→ **Items from a data source**
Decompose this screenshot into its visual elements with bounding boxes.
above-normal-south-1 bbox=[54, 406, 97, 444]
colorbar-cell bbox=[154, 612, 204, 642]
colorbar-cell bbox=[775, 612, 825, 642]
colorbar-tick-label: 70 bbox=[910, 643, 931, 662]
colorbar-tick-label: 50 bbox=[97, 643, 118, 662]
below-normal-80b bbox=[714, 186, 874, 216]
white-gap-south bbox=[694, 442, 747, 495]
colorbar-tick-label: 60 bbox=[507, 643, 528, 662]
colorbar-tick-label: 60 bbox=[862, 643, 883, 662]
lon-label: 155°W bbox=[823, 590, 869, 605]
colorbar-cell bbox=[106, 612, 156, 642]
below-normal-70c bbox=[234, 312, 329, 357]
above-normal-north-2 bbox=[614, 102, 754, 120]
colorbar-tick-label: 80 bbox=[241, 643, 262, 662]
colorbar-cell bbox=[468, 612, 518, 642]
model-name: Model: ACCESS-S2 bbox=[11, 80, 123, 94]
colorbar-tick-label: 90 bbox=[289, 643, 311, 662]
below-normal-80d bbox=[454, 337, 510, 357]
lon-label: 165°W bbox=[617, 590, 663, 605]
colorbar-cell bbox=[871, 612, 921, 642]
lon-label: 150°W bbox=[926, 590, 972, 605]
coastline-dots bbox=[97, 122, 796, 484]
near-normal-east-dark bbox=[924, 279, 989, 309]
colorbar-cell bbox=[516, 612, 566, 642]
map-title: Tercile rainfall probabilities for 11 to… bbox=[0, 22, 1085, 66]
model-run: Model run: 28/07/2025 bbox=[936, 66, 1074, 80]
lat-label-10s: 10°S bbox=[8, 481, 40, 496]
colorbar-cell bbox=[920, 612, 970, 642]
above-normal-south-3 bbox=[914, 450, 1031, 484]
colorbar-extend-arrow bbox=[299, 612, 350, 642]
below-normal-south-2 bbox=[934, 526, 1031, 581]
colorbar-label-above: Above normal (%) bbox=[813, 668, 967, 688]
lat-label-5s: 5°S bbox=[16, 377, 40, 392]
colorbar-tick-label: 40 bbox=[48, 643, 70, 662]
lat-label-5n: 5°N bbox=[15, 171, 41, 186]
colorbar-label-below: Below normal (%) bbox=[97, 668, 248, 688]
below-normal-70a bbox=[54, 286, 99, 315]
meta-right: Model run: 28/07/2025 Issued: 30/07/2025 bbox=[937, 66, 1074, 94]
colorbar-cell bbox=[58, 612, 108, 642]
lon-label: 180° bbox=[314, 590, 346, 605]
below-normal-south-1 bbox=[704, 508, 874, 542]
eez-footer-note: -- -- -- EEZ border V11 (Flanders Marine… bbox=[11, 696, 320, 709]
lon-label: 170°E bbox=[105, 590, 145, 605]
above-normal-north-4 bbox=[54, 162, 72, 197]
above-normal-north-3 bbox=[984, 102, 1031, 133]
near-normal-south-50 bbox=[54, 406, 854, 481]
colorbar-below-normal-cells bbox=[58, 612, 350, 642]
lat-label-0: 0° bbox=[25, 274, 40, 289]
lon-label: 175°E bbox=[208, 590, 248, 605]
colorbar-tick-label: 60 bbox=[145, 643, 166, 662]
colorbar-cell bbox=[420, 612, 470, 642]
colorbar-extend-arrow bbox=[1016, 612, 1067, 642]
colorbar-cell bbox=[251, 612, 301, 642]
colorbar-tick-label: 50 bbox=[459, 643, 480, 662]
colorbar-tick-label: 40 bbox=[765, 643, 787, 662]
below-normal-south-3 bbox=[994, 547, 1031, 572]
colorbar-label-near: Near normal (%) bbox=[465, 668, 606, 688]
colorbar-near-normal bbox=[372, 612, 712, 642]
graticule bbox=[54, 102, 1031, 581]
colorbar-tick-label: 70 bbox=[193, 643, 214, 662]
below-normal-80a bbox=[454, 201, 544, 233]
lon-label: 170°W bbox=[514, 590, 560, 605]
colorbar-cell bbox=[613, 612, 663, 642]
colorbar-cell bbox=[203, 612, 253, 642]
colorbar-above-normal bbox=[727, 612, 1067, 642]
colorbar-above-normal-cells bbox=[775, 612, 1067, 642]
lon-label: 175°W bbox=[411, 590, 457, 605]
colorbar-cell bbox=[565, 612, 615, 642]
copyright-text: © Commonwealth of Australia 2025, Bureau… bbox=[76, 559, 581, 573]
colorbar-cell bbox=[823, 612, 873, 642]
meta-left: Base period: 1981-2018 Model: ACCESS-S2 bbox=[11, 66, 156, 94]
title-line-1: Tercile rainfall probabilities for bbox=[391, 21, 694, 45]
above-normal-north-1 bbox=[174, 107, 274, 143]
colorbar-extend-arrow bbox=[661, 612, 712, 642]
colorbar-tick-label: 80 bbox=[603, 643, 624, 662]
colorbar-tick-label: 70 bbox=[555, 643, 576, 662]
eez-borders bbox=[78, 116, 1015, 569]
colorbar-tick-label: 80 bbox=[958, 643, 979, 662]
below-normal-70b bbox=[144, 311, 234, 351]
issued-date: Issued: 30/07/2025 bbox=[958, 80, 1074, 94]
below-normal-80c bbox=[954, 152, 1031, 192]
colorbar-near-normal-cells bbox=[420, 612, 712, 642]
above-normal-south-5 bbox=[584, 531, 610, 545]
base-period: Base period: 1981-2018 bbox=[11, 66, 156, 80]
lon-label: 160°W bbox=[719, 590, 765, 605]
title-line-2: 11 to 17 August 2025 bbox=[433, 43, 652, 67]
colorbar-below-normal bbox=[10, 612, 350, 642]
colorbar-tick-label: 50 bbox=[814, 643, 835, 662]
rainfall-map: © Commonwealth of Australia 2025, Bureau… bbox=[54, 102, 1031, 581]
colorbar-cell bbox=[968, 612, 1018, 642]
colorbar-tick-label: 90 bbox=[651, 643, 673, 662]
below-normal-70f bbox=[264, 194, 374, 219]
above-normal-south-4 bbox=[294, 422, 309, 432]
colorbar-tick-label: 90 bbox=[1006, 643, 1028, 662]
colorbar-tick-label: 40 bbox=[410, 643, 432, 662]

→ **THE EXERCISE**
Rewrite the entries as a numbered list, skipping blank lines, covering the stretch from the first entry through the line containing "below-normal-80b bbox=[714, 186, 874, 216]".

→ **SOLUTION BELOW**
1. Decompose this screenshot into its visual elements with bounding boxes.
2. above-normal-south-1 bbox=[54, 406, 97, 444]
3. colorbar-cell bbox=[154, 612, 204, 642]
4. colorbar-cell bbox=[775, 612, 825, 642]
5. colorbar-tick-label: 70 bbox=[910, 643, 931, 662]
6. colorbar-tick-label: 50 bbox=[97, 643, 118, 662]
7. below-normal-80b bbox=[714, 186, 874, 216]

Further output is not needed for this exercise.